Problem requirements
Go through the entries below and print each one exactly, leaving out pictures.

Records for processing
++++++++
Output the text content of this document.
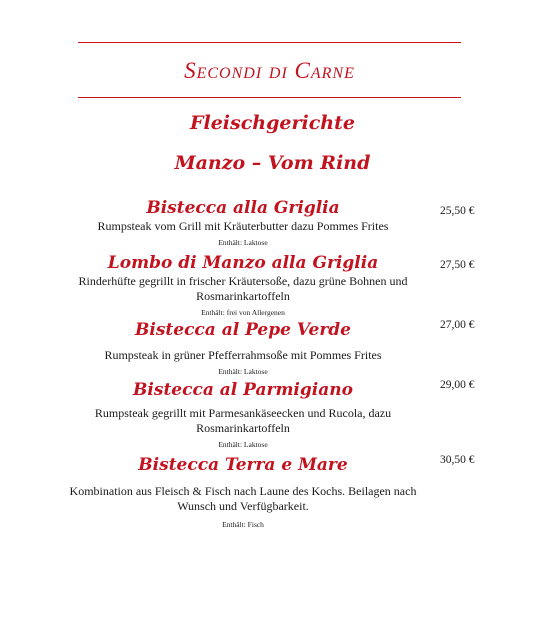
Secondi di Carne
Fleischgerichte
Manzo – Vom Rind
Bistecca alla Griglia
Rumpsteak vom Grill mit Kräuterbutter dazu Pommes Frites
Enthält: Laktose
25,50 €
Lombo di Manzo alla Griglia
Rinderhüfte gegrillt in frischer Kräutersoße, dazu grüne Bohnen und Rosmarinkartoffeln
Enthält: frei von Allergenen
27,50 €
Bistecca al Pepe Verde
Rumpsteak in grüner Pfefferrahmsoße mit Pommes Frites
Enthält: Laktose
27,00 €
Bistecca al Parmigiano
Rumpsteak gegrillt mit Parmesankäseecken und Rucola, dazu Rosmarinkartoffeln
Enthält: Laktose
29,00 €
Bistecca Terra e Mare
Kombination aus Fleisch & Fisch nach Laune des Kochs. Beilagen nach Wunsch und Verfügbarkeit.
Enthält: Fisch
30,50 €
++++++++
Task output
Output the text content of this document.
Secondi di Carne
Fleischgerichte
Manzo – Vom Rind
Bistecca alla Griglia
Rumpsteak vom Grill mit Kräuterbutter dazu Pommes Frites
Enthält: Laktose
25,50 €
Lombo di Manzo alla Griglia
Rinderhüfte gegrillt in frischer Kräutersoße, dazu grüne Bohnen und Rosmarinkartoffeln
Enthält: frei von Allergenen
27,50 €
Bistecca al Pepe Verde
Rumpsteak in grüner Pfefferrahmsoße mit Pommes Frites
Enthält: Laktose
27,00 €
Bistecca al Parmigiano
Rumpsteak gegrillt mit Parmesankäseecken und Rucola, dazu Rosmarinkartoffeln
Enthält: Laktose
29,00 €
Bistecca Terra e Mare
Kombination aus Fleisch & Fisch nach Laune des Kochs. Beilagen nach Wunsch und Verfügbarkeit.
Enthält: Fisch
30,50 €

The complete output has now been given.